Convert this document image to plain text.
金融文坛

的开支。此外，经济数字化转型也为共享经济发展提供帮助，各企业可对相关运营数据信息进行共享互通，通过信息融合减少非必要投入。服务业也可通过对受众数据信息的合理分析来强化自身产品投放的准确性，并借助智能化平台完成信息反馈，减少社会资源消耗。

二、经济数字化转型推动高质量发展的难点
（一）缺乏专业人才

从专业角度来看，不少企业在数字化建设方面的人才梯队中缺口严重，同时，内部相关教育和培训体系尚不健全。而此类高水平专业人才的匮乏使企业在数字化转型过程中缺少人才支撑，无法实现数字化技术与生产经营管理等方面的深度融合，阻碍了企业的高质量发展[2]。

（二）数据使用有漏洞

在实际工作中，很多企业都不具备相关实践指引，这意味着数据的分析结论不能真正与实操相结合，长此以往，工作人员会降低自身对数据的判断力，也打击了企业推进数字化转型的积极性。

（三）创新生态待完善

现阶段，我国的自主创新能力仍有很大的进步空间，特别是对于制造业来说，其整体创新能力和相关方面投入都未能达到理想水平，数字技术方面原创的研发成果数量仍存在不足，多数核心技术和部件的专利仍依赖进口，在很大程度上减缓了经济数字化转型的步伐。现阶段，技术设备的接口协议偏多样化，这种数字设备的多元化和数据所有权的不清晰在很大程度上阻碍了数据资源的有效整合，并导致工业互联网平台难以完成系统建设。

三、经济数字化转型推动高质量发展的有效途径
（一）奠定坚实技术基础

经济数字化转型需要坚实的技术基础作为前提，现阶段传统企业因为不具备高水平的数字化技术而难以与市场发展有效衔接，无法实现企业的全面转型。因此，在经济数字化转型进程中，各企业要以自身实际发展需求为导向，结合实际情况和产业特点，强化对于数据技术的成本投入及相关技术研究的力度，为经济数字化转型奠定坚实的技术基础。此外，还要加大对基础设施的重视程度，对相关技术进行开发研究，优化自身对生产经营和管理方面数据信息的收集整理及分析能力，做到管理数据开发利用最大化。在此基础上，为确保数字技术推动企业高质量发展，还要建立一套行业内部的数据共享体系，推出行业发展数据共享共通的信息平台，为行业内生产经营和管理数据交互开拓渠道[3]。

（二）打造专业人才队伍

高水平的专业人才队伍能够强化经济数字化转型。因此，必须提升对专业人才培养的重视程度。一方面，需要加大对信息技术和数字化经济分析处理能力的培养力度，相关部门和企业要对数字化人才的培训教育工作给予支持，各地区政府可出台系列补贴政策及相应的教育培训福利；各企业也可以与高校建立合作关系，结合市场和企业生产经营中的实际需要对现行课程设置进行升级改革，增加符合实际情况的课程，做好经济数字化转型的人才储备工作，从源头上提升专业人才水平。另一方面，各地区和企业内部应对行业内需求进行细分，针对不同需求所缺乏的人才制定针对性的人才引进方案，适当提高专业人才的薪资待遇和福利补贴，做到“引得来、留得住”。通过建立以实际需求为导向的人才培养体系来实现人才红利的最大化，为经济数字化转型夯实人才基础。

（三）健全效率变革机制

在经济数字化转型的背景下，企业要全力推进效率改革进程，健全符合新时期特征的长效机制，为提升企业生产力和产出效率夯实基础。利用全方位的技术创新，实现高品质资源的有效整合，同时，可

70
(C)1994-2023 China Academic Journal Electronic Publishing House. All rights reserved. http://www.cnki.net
◇ ◇ ◇ ◇
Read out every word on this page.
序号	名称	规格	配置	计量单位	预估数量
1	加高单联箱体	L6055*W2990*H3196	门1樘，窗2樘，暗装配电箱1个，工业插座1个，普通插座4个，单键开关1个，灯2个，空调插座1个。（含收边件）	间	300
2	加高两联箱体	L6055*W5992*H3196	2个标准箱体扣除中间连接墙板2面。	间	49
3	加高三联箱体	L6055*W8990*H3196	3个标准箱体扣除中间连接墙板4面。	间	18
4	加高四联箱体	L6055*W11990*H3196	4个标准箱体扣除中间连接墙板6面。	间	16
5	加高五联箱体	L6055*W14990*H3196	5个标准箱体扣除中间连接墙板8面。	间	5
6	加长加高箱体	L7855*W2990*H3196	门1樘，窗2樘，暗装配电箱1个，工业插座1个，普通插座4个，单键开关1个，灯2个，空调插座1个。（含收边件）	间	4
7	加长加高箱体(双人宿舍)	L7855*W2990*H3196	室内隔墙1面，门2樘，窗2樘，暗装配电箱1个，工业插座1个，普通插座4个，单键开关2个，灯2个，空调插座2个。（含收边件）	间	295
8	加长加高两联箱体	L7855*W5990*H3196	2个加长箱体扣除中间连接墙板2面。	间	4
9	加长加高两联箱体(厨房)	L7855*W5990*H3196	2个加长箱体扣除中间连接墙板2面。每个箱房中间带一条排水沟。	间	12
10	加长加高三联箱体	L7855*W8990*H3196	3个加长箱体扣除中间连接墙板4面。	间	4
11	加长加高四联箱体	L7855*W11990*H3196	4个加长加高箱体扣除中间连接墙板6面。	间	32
◇ ◇ ◇ ◇
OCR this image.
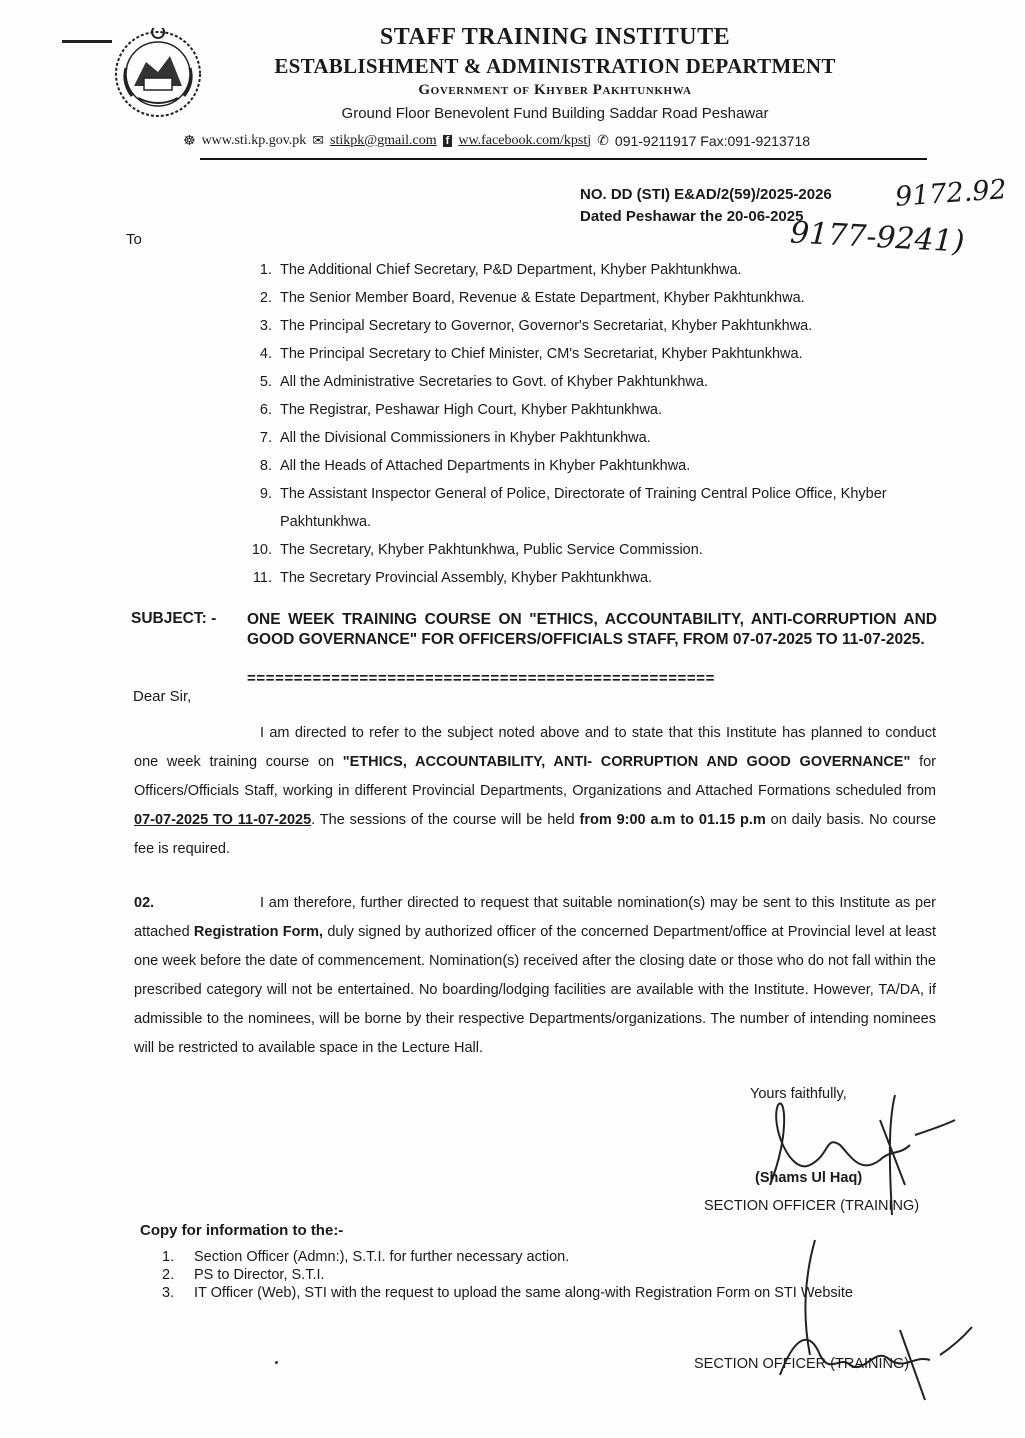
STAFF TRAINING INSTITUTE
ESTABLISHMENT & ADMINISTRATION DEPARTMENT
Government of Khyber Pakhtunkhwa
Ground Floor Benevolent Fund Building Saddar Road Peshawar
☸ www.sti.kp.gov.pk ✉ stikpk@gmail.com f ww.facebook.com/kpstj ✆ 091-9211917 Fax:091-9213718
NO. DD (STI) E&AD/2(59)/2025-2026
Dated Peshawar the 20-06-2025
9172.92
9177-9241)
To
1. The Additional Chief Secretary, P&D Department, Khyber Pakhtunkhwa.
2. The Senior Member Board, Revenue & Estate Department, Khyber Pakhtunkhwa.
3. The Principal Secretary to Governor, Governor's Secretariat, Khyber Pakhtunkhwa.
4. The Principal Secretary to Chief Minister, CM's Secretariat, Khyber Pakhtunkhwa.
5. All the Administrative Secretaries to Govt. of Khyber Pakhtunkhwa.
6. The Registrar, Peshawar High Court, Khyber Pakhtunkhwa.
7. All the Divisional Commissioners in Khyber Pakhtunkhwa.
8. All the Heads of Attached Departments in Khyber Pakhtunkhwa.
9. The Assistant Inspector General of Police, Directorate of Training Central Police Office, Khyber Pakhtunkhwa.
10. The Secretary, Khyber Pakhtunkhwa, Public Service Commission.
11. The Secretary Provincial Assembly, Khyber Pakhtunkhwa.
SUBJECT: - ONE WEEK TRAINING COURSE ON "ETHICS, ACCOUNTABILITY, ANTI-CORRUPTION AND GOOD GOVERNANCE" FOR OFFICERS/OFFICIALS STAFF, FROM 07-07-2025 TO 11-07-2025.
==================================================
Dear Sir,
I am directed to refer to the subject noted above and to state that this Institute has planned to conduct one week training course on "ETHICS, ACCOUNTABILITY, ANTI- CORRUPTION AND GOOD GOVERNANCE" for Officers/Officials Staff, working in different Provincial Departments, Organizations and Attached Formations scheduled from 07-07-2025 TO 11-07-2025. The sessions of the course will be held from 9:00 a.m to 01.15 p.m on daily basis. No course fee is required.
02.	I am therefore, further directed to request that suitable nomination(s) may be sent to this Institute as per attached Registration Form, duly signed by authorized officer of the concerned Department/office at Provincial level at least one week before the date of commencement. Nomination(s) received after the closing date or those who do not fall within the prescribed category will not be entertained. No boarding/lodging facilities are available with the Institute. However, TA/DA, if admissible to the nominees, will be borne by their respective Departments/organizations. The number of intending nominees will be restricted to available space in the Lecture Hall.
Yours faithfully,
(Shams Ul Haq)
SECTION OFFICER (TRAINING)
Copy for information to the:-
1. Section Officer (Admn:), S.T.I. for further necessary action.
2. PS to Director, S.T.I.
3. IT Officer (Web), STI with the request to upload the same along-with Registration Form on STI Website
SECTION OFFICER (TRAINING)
◇ ◇ ◇ ◇
DIRECTIONS FOR THIS TASK
Gather from the data above every line with the string "CORRUPTION".

FINISHED TASK
SUBJECT: - ONE WEEK TRAINING COURSE ON "ETHICS, ACCOUNTABILITY, ANTI-CORRUPTION AND GOOD GOVERNANCE" FOR OFFICERS/OFFICIALS STAFF, FROM 07-07-2025 TO 11-07-2025.
I am directed to refer to the subject noted above and to state that this Institute has planned to conduct one week training course on "ETHICS, ACCOUNTABILITY, ANTI- CORRUPTION AND GOOD GOVERNANCE" for Officers/Officials Staff, working in different Provincial Departments, Organizations and Attached Formations scheduled from 07-07-2025 TO 11-07-2025. The sessions of the course will be held from 9:00 a.m to 01.15 p.m on daily basis. No course fee is required.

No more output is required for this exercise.